• Data entries:

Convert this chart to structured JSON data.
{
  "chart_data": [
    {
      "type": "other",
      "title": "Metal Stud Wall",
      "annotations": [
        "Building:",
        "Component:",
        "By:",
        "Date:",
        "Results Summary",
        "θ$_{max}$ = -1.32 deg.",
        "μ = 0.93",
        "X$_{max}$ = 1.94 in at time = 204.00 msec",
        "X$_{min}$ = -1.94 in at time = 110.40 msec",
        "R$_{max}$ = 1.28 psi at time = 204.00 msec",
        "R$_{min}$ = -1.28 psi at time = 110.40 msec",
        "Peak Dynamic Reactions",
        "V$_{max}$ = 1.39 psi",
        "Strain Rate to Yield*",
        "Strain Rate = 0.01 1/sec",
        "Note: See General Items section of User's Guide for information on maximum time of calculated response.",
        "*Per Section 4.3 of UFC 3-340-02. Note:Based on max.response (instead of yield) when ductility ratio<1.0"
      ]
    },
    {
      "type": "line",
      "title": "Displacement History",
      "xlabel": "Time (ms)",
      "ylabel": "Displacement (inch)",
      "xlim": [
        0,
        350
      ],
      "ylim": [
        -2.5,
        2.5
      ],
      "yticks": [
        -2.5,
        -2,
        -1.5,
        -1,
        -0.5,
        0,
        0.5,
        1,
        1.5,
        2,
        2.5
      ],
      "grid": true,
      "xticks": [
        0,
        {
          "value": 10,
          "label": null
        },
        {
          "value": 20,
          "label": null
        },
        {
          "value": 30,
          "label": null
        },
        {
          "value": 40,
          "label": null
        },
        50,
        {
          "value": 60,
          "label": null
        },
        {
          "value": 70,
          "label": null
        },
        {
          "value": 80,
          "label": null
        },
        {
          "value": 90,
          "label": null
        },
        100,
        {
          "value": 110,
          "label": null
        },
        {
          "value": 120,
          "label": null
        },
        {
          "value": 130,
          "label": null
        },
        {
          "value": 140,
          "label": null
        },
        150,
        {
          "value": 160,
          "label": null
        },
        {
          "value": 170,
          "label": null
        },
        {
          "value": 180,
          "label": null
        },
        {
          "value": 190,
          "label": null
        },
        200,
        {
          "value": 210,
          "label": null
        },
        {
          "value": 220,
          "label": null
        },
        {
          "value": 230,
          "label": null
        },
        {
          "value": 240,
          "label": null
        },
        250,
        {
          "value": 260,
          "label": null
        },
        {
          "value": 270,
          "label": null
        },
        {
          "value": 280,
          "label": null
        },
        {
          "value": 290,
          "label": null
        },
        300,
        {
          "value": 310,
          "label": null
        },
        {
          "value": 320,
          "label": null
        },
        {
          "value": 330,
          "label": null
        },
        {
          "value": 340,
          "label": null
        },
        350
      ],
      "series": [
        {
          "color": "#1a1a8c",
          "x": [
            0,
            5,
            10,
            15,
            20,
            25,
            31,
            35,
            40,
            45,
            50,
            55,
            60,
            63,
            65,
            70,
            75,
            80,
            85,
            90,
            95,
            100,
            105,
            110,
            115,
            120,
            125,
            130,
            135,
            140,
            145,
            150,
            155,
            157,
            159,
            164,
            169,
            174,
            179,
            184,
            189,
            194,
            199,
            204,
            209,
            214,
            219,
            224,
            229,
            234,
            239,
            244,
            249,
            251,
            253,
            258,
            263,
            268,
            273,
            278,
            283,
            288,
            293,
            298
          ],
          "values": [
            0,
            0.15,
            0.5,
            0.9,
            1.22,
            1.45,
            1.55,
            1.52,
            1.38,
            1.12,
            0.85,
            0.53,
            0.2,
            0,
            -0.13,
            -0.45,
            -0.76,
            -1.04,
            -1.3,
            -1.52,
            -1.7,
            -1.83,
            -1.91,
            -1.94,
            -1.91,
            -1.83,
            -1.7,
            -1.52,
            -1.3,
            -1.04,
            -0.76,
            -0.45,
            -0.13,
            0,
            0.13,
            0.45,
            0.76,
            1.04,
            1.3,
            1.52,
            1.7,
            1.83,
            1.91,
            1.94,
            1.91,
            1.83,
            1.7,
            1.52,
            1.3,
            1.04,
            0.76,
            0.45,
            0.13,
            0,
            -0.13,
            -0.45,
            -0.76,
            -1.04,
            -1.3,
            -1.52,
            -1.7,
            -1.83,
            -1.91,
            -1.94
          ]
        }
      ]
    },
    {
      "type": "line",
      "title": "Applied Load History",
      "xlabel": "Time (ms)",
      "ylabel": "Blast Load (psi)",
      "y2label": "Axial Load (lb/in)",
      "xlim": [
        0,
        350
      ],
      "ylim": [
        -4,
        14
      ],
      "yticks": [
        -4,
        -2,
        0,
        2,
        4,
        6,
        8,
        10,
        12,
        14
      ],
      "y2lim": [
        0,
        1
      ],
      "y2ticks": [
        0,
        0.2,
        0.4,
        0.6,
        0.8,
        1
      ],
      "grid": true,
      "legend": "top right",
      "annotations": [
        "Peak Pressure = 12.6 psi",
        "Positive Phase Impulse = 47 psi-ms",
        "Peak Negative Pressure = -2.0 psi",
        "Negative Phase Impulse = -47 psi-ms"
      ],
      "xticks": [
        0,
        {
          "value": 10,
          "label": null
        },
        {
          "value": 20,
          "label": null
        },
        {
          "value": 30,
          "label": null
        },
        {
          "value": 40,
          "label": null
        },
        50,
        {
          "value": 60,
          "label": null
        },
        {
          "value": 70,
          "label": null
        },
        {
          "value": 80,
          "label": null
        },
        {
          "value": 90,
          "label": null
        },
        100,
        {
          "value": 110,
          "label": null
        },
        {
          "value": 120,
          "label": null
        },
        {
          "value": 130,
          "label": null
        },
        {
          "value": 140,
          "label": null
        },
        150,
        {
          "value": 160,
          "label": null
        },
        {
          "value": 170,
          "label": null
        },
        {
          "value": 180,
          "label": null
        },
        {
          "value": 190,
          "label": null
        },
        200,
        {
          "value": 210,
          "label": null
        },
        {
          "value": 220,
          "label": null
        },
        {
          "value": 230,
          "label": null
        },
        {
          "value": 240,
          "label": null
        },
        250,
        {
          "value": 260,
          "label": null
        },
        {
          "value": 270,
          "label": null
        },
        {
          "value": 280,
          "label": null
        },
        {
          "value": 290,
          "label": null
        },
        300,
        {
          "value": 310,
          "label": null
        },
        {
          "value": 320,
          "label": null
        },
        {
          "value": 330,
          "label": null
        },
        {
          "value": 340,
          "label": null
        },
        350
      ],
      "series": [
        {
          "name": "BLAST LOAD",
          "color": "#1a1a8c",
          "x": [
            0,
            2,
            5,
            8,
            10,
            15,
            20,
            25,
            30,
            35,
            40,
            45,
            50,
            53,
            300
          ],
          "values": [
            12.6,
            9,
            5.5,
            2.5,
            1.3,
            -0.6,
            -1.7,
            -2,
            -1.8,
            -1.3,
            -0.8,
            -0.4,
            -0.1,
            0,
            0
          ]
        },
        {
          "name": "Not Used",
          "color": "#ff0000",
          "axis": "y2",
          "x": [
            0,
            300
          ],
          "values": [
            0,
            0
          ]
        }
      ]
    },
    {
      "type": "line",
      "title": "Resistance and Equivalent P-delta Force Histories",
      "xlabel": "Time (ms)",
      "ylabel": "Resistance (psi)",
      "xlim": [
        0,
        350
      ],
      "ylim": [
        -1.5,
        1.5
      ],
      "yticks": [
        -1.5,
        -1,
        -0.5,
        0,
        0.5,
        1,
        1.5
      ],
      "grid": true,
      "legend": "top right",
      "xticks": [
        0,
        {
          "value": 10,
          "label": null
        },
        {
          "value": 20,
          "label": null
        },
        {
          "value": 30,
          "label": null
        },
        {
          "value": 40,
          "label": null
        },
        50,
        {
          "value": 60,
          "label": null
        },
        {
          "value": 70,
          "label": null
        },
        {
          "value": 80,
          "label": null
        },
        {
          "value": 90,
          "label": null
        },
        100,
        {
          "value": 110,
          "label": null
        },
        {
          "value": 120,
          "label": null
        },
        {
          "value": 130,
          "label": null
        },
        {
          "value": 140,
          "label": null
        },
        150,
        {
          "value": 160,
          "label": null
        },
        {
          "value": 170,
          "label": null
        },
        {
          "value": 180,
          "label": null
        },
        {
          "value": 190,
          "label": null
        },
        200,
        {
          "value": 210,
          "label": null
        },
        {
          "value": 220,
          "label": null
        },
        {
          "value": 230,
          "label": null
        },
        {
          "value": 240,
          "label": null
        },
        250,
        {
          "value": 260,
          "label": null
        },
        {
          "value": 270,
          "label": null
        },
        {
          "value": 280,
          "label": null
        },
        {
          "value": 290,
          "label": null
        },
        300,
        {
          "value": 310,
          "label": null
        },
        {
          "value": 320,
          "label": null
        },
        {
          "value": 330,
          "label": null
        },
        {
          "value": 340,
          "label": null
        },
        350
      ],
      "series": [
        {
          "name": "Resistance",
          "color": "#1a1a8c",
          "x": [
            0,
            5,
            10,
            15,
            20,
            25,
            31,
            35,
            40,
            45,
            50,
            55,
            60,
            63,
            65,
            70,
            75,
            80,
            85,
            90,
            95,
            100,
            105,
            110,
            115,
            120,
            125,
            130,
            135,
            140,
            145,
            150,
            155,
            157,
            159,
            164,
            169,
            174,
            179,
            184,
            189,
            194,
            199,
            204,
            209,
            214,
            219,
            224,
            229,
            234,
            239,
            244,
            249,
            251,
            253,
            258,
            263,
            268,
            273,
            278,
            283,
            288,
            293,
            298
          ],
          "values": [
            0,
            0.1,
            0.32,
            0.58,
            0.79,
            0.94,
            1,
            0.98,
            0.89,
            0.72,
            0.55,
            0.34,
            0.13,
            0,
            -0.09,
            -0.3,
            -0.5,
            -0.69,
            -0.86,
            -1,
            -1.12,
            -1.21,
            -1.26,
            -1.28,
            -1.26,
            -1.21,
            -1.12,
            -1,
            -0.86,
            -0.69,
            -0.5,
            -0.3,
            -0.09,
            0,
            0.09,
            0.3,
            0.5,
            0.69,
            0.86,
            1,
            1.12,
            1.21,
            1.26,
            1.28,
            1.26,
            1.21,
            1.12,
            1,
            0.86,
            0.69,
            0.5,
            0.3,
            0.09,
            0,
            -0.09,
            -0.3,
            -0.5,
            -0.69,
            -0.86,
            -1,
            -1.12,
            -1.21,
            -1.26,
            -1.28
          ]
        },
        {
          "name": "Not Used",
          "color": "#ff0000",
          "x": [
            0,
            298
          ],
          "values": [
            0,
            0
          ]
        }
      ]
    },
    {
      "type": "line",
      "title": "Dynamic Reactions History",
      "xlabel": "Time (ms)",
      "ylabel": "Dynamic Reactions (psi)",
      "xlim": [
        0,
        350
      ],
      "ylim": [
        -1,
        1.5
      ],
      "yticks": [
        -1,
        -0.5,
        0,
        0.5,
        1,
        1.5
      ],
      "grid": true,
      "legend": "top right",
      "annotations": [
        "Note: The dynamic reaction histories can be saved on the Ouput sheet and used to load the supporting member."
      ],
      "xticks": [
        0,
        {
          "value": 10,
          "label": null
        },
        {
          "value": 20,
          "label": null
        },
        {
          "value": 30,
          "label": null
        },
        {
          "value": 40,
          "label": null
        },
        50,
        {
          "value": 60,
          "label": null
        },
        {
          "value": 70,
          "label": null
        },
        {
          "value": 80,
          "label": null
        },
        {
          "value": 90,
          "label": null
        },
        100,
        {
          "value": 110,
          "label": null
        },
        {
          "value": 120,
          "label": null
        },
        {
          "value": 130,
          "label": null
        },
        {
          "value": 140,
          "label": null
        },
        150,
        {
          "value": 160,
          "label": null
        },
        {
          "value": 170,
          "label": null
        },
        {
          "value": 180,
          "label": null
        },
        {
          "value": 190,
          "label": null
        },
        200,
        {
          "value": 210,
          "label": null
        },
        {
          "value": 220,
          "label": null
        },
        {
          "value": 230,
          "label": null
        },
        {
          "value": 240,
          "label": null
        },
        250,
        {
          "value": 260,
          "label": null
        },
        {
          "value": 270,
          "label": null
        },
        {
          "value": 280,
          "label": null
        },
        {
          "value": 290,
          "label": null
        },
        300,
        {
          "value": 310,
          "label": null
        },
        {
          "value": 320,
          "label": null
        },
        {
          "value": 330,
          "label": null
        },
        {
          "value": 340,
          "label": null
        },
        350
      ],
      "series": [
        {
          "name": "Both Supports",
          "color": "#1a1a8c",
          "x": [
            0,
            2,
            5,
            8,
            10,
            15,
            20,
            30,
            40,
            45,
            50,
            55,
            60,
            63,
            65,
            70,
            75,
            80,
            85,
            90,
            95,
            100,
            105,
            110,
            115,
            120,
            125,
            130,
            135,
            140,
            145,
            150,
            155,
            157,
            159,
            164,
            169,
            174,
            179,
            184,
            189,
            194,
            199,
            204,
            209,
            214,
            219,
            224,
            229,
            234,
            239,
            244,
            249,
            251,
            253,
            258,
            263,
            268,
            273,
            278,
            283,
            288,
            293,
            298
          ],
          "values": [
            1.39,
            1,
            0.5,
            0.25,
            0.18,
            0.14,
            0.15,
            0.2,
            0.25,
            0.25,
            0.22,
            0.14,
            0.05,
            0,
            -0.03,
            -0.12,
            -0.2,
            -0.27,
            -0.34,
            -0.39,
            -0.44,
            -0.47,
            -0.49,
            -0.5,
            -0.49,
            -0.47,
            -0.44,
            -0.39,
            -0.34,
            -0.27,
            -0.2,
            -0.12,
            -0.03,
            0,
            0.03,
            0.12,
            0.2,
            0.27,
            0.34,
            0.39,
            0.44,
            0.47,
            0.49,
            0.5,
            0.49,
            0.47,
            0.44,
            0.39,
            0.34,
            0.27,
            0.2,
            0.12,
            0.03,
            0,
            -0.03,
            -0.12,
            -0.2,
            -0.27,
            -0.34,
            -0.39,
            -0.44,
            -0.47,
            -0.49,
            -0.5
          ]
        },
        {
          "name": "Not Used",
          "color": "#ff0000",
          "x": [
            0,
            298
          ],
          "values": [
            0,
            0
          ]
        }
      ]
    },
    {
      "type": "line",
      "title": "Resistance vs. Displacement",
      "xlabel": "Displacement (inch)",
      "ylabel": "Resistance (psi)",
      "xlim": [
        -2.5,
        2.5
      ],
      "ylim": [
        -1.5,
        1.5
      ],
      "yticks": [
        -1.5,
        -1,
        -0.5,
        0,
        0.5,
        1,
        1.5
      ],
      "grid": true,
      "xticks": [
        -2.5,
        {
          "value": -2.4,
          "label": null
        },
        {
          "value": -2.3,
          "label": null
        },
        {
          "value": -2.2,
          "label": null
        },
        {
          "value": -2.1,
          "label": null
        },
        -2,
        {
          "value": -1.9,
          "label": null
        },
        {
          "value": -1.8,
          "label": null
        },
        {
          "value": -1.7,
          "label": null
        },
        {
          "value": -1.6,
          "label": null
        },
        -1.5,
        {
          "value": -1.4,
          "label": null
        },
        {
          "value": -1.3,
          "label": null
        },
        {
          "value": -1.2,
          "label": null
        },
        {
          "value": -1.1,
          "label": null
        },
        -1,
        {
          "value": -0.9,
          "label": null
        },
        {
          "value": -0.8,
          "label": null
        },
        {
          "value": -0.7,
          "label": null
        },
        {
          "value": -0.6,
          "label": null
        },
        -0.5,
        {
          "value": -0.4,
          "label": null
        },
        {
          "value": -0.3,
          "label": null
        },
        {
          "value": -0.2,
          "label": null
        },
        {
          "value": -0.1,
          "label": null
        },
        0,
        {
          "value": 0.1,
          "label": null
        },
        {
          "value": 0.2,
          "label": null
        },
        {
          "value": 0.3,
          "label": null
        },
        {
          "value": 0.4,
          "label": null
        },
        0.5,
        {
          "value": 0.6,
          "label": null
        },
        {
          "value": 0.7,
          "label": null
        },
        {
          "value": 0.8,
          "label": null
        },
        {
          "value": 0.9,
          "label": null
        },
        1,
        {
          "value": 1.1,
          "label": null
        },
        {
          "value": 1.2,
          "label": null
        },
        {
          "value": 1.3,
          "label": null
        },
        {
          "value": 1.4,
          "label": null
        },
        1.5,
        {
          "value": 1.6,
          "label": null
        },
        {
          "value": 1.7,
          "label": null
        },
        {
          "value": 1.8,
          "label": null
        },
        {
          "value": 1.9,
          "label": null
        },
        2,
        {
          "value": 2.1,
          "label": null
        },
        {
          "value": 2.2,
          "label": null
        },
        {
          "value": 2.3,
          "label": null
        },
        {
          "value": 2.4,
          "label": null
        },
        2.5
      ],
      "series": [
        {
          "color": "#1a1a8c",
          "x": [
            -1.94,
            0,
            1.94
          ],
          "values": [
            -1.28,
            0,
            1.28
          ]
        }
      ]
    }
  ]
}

• Set problem: Your answer should be a single number: the count of lines in the entries that contain the word "Phase".

• Worked answer: 2